После недостигшей цели демонстрации силы Владимир был вынужден возобновить переговоры. Трезво оценив свои силы и шансы на военную победу, он вынужден был пойти на уступки. По словам Генриха, «по божьему внушению», полоцкий князь отказался от дани с ливов и «предоставил господину епископу всю Ливонию безданно, чтобы укрепился между ними вечный мир, как против литовцев, так и против других язычников, а купцам был всегда открыт свободный путь по Двине»38.
Вызывает удивление, почему полоцкий князь выступил таким поборником свободы совести язычников? Возможно, он решил воспользоваться жалобами аборигенов для того, чтобы доказать, что является единственным сувереном над всей Ливонией. Возможно, его инспирировали представители православного духовенства, увидавшие в миссионерской деятельности католиков угрозу своим интересам.
Несмотря на то, что Орден внес вклад в разрешении конфликта с Полоцком, к этому времени, стало ясно, что его учреждение было ошибкой. Братья-рыцари не только действовали как самостоятельная сила, неподвластная Риге, но и стали ее конкурентом: они вознамерились создавать свое государство на землях эстов, на которые претендовала и ливонская Церковь. В чем причина возникновения конфликта Ордена и ливонской Церкви? Вот что пишет об этом Соловьёв: «Мы видим, что главным деятелем при утверждении немецкого владычества в Ливонии был епископ рижский, по старанию которого был учрежден рыцарский Орден, необходимо становившийся в служебное отношение к рижской Церкви. Но мир не мог долго сохраниться между двумя учреждениями, из которых у одного были материальные средства, право силы, меча, у другого же — одни права исторические и духовные; первое не могло долго подчиняться последнему; но епископы также не хотели уступить магистрам Ордена своего первенствующего положения, и следствием этого была усобица»39.

(Записанные данные)

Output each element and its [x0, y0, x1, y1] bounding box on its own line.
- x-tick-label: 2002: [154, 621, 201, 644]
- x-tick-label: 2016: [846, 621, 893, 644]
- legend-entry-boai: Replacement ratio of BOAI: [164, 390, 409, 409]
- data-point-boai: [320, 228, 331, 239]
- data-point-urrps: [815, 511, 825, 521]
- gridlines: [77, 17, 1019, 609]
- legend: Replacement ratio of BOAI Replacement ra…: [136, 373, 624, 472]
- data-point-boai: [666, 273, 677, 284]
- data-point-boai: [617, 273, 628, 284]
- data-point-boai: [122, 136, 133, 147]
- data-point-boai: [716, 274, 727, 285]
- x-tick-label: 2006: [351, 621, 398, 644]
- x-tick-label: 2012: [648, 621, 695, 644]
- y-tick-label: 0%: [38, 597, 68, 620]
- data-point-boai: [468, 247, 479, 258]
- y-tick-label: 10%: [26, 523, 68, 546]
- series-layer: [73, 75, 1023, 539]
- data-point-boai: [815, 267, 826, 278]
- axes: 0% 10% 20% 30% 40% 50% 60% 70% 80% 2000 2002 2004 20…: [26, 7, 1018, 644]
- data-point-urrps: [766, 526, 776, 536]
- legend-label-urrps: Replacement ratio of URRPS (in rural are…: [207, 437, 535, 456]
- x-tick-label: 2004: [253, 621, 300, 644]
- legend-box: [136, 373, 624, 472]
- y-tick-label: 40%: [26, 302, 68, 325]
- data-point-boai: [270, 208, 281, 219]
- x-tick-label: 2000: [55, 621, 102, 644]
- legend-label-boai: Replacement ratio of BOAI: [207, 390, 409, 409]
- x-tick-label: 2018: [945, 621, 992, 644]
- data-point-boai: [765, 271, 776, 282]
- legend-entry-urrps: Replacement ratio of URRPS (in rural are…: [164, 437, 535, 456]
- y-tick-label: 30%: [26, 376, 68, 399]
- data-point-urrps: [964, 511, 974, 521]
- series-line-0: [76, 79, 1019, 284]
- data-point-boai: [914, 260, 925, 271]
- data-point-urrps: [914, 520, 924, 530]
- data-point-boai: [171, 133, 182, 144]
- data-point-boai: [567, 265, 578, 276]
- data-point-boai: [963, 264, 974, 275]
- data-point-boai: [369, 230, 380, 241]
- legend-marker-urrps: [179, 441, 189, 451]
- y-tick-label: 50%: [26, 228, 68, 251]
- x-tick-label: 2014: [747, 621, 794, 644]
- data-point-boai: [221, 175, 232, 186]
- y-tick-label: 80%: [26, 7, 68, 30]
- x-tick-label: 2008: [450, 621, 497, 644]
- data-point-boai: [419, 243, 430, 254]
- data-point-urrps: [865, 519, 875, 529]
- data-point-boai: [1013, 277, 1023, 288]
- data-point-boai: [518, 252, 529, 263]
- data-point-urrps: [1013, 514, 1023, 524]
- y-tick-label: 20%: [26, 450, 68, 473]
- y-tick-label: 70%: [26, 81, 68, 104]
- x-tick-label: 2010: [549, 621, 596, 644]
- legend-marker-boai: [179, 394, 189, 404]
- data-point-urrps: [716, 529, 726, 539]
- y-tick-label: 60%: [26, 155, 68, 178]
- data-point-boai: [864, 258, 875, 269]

> Условие задания: Продолжите отрывок о Ливонии, Полоцке и Ордене с того места, где он заканчивается.

> Ответ к заданию:
Притеснения со стороны Ордена вызывали недовольство подвластных ему племен, которые переносили свою вражду на всех христиан вообще. Первый такой конфликт, описанный в хронике, относится к 1212 г., когда ливы обратились к Альберту с жалобой на Орден: «И пришли в Ригу послы ливов и принесли много жалоб на Родольфа, магистра братьев-рыцарей, рассказывая об отнятых им у них полях, лугах и деньгах». Оправленное кливам посольство с братом епископа Теодерихом не смогло уладить конфликт. Более того, ливы схватили Теодериха и многих других рыцарей и клириков, участвовавших в переговорах. «Епископ Альберт, желая отделить куколь от пшеницы и вырвать с корнем зло, возникшее в стране, прежде чем оно размножится, созвал пилигримов с магистром рыцарства и его братьями, рижан и ливов, еще оставшихся верными». В ходе последовавшей осады замка восставших ливонцы одержали победу. Ливы просили пощадить их и «сжалившись над ними, епископ велел войску не вступать в замок и не убивать просящих пощады, чтобы не предавать гиенне много душ. И послушно повиновалось войско и прекратило бой, полное почтения пред епископом, и пощадило неверных, чтобы стали они верными»40.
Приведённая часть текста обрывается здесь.